What is expected: Repeat all of the material exactly as given.
-- Start Dataset records --
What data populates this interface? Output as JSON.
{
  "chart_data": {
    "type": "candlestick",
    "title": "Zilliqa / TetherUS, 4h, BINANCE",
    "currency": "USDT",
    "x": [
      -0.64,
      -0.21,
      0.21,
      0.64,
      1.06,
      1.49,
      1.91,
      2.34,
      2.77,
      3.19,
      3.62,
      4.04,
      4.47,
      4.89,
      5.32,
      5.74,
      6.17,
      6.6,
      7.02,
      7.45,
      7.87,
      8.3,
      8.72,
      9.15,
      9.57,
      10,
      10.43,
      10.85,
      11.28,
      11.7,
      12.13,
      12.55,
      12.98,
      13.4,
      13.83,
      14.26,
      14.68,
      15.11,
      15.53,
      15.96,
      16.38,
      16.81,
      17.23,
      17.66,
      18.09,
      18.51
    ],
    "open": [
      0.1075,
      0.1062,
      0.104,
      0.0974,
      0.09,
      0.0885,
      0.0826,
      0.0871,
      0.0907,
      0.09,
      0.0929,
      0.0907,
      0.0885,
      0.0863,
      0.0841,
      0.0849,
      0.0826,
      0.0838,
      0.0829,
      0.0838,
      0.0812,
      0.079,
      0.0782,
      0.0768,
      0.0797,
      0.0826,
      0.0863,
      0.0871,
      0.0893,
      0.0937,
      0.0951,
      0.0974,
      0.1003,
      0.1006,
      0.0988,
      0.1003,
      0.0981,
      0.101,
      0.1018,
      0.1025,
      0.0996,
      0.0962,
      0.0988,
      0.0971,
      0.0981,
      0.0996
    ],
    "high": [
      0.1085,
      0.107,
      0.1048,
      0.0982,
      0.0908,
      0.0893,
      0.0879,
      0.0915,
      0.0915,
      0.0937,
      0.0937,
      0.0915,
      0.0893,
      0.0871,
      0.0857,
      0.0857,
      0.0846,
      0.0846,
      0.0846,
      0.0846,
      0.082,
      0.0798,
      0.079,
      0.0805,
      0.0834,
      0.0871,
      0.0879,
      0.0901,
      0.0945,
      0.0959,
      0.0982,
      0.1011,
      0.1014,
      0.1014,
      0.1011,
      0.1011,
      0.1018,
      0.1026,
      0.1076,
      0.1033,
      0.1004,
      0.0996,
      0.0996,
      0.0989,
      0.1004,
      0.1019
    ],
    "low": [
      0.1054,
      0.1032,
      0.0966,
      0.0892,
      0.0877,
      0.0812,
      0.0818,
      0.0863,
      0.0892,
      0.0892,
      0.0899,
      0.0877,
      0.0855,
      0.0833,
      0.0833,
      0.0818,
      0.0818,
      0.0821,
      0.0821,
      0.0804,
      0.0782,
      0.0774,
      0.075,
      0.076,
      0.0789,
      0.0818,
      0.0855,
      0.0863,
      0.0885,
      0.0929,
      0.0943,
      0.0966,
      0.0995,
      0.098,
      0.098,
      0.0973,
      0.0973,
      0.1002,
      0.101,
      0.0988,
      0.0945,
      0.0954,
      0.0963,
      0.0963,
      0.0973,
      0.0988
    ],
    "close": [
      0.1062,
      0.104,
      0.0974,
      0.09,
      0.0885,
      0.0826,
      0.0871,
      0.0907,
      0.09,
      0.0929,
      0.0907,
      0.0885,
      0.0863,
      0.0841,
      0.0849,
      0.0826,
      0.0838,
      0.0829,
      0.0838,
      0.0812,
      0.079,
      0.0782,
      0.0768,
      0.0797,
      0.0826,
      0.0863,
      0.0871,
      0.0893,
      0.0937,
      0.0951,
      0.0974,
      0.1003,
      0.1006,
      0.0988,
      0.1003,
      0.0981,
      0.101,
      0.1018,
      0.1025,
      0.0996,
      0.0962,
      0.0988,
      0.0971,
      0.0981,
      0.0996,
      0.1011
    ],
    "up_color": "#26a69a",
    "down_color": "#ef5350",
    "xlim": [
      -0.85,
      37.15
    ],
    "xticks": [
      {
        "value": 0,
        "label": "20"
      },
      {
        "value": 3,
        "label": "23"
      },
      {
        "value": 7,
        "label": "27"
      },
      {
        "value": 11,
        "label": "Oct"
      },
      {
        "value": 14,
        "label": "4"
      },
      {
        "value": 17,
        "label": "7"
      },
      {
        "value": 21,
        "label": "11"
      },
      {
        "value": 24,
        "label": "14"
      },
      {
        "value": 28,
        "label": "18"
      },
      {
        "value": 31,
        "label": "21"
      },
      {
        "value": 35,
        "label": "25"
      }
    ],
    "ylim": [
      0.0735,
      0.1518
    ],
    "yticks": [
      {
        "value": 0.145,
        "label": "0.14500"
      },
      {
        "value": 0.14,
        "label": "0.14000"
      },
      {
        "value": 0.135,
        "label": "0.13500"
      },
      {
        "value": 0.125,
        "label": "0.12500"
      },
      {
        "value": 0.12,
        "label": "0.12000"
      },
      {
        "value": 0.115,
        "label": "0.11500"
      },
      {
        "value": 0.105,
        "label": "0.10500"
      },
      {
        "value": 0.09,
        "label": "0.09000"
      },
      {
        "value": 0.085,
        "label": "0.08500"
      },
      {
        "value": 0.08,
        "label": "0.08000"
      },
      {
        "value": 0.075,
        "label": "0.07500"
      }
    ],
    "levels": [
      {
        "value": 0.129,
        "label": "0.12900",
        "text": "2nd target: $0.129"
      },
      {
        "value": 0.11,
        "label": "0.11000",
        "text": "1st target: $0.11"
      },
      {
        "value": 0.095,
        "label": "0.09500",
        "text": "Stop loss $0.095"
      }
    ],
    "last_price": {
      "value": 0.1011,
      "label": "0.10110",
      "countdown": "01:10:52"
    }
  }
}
-- End Dataset records --
Solution to the exercise:
What data populates this interface? Output as JSON.
{
  "chart_data": {
    "type": "candlestick",
    "title": "Zilliqa / TetherUS, 4h, BINANCE",
    "currency": "USDT",
    "x": [
      -0.64,
      -0.21,
      0.21,
      0.64,
      1.06,
      1.49,
      1.91,
      2.34,
      2.77,
      3.19,
      3.62,
      4.04,
      4.47,
      4.89,
      5.32,
      5.74,
      6.17,
      6.6,
      7.02,
      7.45,
      7.87,
      8.3,
      8.72,
      9.15,
      9.57,
      10,
      10.43,
      10.85,
      11.28,
      11.7,
      12.13,
      12.55,
      12.98,
      13.4,
      13.83,
      14.26,
      14.68,
      15.11,
      15.53,
      15.96,
      16.38,
      16.81,
      17.23,
      17.66,
      18.09,
      18.51
    ],
    "open": [
      0.1075,
      0.1062,
      0.104,
      0.0974,
      0.09,
      0.0885,
      0.0826,
      0.0871,
      0.0907,
      0.09,
      0.0929,
      0.0907,
      0.0885,
      0.0863,
      0.0841,
      0.0849,
      0.0826,
      0.0838,
      0.0829,
      0.0838,
      0.0812,
      0.079,
      0.0782,
      0.0768,
      0.0797,
      0.0826,
      0.0863,
      0.0871,
      0.0893,
      0.0937,
      0.0951,
      0.0974,
      0.1003,
      0.1006,
      0.0988,
      0.1003,
      0.0981,
      0.101,
      0.1018,
      0.1025,
      0.0996,
      0.0962,
      0.0988,
      0.0971,
      0.0981,
      0.0996
    ],
    "high": [
      0.1085,
      0.107,
      0.1048,
      0.0982,
      0.0908,
      0.0893,
      0.0879,
      0.0915,
      0.0915,
      0.0937,
      0.0937,
      0.0915,
      0.0893,
      0.0871,
      0.0857,
      0.0857,
      0.0846,
      0.0846,
      0.0846,
      0.0846,
      0.082,
      0.0798,
      0.079,
      0.0805,
      0.0834,
      0.0871,
      0.0879,
      0.0901,
      0.0945,
      0.0959,
      0.0982,
      0.1011,
      0.1014,
      0.1014,
      0.1011,
      0.1011,
      0.1018,
      0.1026,
      0.1076,
      0.1033,
      0.1004,
      0.0996,
      0.0996,
      0.0989,
      0.1004,
      0.1019
    ],
    "low": [
      0.1054,
      0.1032,
      0.0966,
      0.0892,
      0.0877,
      0.0812,
      0.0818,
      0.0863,
      0.0892,
      0.0892,
      0.0899,
      0.0877,
      0.0855,
      0.0833,
      0.0833,
      0.0818,
      0.0818,
      0.0821,
      0.0821,
      0.0804,
      0.0782,
      0.0774,
      0.075,
      0.076,
      0.0789,
      0.0818,
      0.0855,
      0.0863,
      0.0885,
      0.0929,
      0.0943,
      0.0966,
      0.0995,
      0.098,
      0.098,
      0.0973,
      0.0973,
      0.1002,
      0.101,
      0.0988,
      0.0945,
      0.0954,
      0.0963,
      0.0963,
      0.0973,
      0.0988
    ],
    "close": [
      0.1062,
      0.104,
      0.0974,
      0.09,
      0.0885,
      0.0826,
      0.0871,
      0.0907,
      0.09,
      0.0929,
      0.0907,
      0.0885,
      0.0863,
      0.0841,
      0.0849,
      0.0826,
      0.0838,
      0.0829,
      0.0838,
      0.0812,
      0.079,
      0.0782,
      0.0768,
      0.0797,
      0.0826,
      0.0863,
      0.0871,
      0.0893,
      0.0937,
      0.0951,
      0.0974,
      0.1003,
      0.1006,
      0.0988,
      0.1003,
      0.0981,
      0.101,
      0.1018,
      0.1025,
      0.0996,
      0.0962,
      0.0988,
      0.0971,
      0.0981,
      0.0996,
      0.1011
    ],
    "up_color": "#26a69a",
    "down_color": "#ef5350",
    "xlim": [
      -0.85,
      37.15
    ],
    "xticks": [
      {
        "value": 0,
        "label": "20"
      },
      {
        "value": 3,
        "label": "23"
      },
      {
        "value": 7,
        "label": "27"
      },
      {
        "value": 11,
        "label": "Oct"
      },
      {
        "value": 14,
        "label": "4"
      },
      {
        "value": 17,
        "label": "7"
      },
      {
        "value": 21,
        "label": "11"
      },
      {
        "value": 24,
        "label": "14"
      },
      {
        "value": 28,
        "label": "18"
      },
      {
        "value": 31,
        "label": "21"
      },
      {
        "value": 35,
        "label": "25"
      }
    ],
    "ylim": [
      0.0735,
      0.1518
    ],
    "yticks": [
      {
        "value": 0.145,
        "label": "0.14500"
      },
      {
        "value": 0.14,
        "label": "0.14000"
      },
      {
        "value": 0.135,
        "label": "0.13500"
      },
      {
        "value": 0.125,
        "label": "0.12500"
      },
      {
        "value": 0.12,
        "label": "0.12000"
      },
      {
        "value": 0.115,
        "label": "0.11500"
      },
      {
        "value": 0.105,
        "label": "0.10500"
      },
      {
        "value": 0.09,
        "label": "0.09000"
      },
      {
        "value": 0.085,
        "label": "0.08500"
      },
      {
        "value": 0.08,
        "label": "0.08000"
      },
      {
        "value": 0.075,
        "label": "0.07500"
      }
    ],
    "levels": [
      {
        "value": 0.129,
        "label": "0.12900",
        "text": "2nd target: $0.129"
      },
      {
        "value": 0.11,
        "label": "0.11000",
        "text": "1st target: $0.11"
      },
      {
        "value": 0.095,
        "label": "0.09500",
        "text": "Stop loss $0.095"
      }
    ],
    "last_price": {
      "value": 0.1011,
      "label": "0.10110",
      "countdown": "01:10:52"
    }
  }
}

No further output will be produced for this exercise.